Excerpt from a dataset

⁂

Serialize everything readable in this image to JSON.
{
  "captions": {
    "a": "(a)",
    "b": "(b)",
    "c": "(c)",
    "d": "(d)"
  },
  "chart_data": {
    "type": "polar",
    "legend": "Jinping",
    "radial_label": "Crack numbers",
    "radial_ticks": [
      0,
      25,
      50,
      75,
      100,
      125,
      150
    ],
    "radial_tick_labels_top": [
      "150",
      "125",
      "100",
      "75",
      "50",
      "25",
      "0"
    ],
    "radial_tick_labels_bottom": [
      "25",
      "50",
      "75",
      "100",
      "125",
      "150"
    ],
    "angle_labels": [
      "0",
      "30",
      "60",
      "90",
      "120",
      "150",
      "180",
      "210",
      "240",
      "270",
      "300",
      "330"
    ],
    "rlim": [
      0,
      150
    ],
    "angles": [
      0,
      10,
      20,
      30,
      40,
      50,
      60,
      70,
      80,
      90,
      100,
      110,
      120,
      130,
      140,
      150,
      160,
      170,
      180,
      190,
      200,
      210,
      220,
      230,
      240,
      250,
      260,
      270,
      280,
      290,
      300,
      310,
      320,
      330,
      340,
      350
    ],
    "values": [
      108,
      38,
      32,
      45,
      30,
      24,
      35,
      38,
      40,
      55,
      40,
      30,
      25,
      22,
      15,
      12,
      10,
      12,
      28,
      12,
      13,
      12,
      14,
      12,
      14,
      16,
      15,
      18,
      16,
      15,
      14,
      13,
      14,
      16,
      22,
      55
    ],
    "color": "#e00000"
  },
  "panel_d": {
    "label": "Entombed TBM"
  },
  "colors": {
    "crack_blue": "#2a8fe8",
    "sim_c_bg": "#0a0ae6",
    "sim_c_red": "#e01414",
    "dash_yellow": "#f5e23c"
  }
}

⁂

Task requirements ▸ Return all of the data word for word.

Reply ▸
Serialize everything readable in this image to JSON.
{
  "captions": {
    "a": "(a)",
    "b": "(b)",
    "c": "(c)",
    "d": "(d)"
  },
  "chart_data": {
    "type": "polar",
    "legend": "Jinping",
    "radial_label": "Crack numbers",
    "radial_ticks": [
      0,
      25,
      50,
      75,
      100,
      125,
      150
    ],
    "radial_tick_labels_top": [
      "150",
      "125",
      "100",
      "75",
      "50",
      "25",
      "0"
    ],
    "radial_tick_labels_bottom": [
      "25",
      "50",
      "75",
      "100",
      "125",
      "150"
    ],
    "angle_labels": [
      "0",
      "30",
      "60",
      "90",
      "120",
      "150",
      "180",
      "210",
      "240",
      "270",
      "300",
      "330"
    ],
    "rlim": [
      0,
      150
    ],
    "angles": [
      0,
      10,
      20,
      30,
      40,
      50,
      60,
      70,
      80,
      90,
      100,
      110,
      120,
      130,
      140,
      150,
      160,
      170,
      180,
      190,
      200,
      210,
      220,
      230,
      240,
      250,
      260,
      270,
      280,
      290,
      300,
      310,
      320,
      330,
      340,
      350
    ],
    "values": [
      108,
      38,
      32,
      45,
      30,
      24,
      35,
      38,
      40,
      55,
      40,
      30,
      25,
      22,
      15,
      12,
      10,
      12,
      28,
      12,
      13,
      12,
      14,
      12,
      14,
      16,
      15,
      18,
      16,
      15,
      14,
      13,
      14,
      16,
      22,
      55
    ],
    "color": "#e00000"
  },
  "panel_d": {
    "label": "Entombed TBM"
  },
  "colors": {
    "crack_blue": "#2a8fe8",
    "sim_c_bg": "#0a0ae6",
    "sim_c_red": "#e01414",
    "dash_yellow": "#f5e23c"
  }
}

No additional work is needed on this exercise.